→ Data in this exercise

— BEGIN —

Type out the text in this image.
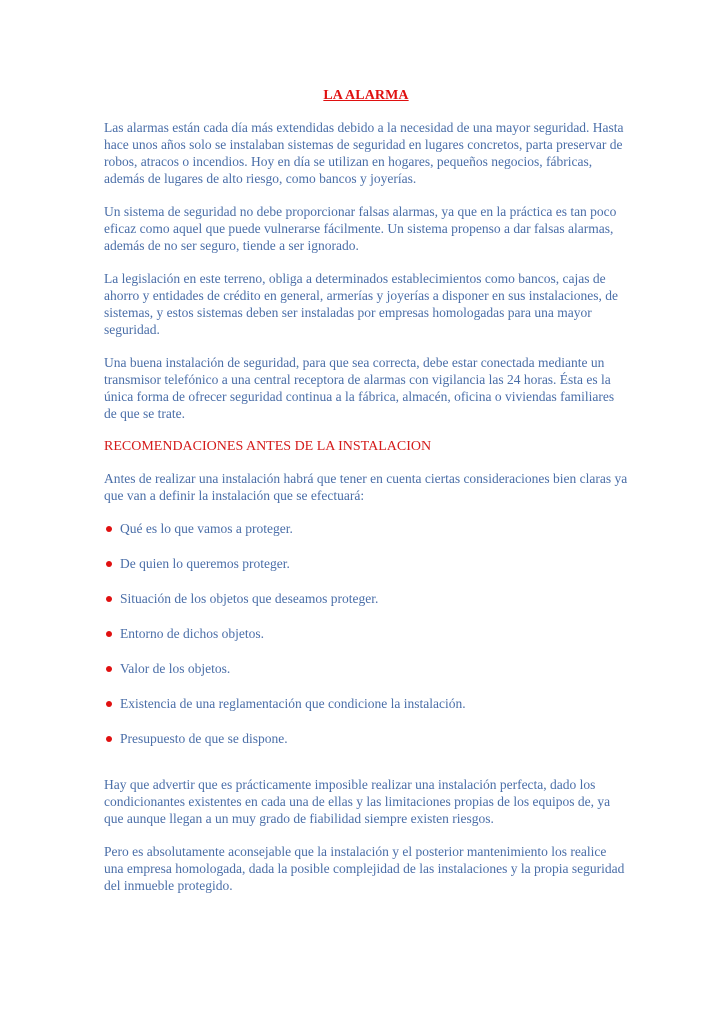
LA ALARMA

Las alarmas están cada día más extendidas debido a la necesidad de una mayor seguridad. Hasta hace unos años solo se instalaban sistemas de seguridad en lugares concretos, parta preservar de robos, atracos o incendios. Hoy en día se utilizan en hogares, pequeños negocios, fábricas, además de lugares de alto riesgo, como bancos y joyerías.

Un sistema de seguridad no debe proporcionar falsas alarmas, ya que en la práctica es tan poco eficaz como aquel que puede vulnerarse fácilmente. Un sistema propenso a dar falsas alarmas, además de no ser seguro, tiende a ser ignorado.

La legislación en este terreno, obliga a determinados establecimientos como bancos, cajas de ahorro y entidades de crédito en general, armerías y joyerías a disponer en sus instalaciones, de sistemas, y estos sistemas deben ser instaladas por empresas homologadas para una mayor seguridad.

Una buena instalación de seguridad, para que sea correcta, debe estar conectada mediante un transmisor telefónico a una central receptora de alarmas con vigilancia las 24 horas. Ésta es la única forma de ofrecer seguridad continua a la fábrica, almacén, oficina o viviendas familiares de que se trate.

RECOMENDACIONES ANTES DE LA INSTALACION

Antes de realizar una instalación habrá que tener en cuenta ciertas consideraciones bien claras ya que van a definir la instalación que se efectuará:

Qué es lo que vamos a proteger.
De quien lo queremos proteger.
Situación de los objetos que deseamos proteger.
Entorno de dichos objetos.
Valor de los objetos.
Existencia de una reglamentación que condicione la instalación.
Presupuesto de que se dispone.

Hay que advertir que es prácticamente imposible realizar una instalación perfecta, dado los condicionantes existentes en cada una de ellas y las limitaciones propias de los equipos de, ya que aunque llegan a un muy grado de fiabilidad siempre existen riesgos.

Pero es absolutamente aconsejable que la instalación y el posterior mantenimiento los realice una empresa homologada, dada la posible complejidad de las instalaciones y la propia seguridad del inmueble protegido.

— END —

→ Problem statement
Determine how many lines contain the word "objetos" and reply with that number alone.

→ Task response
3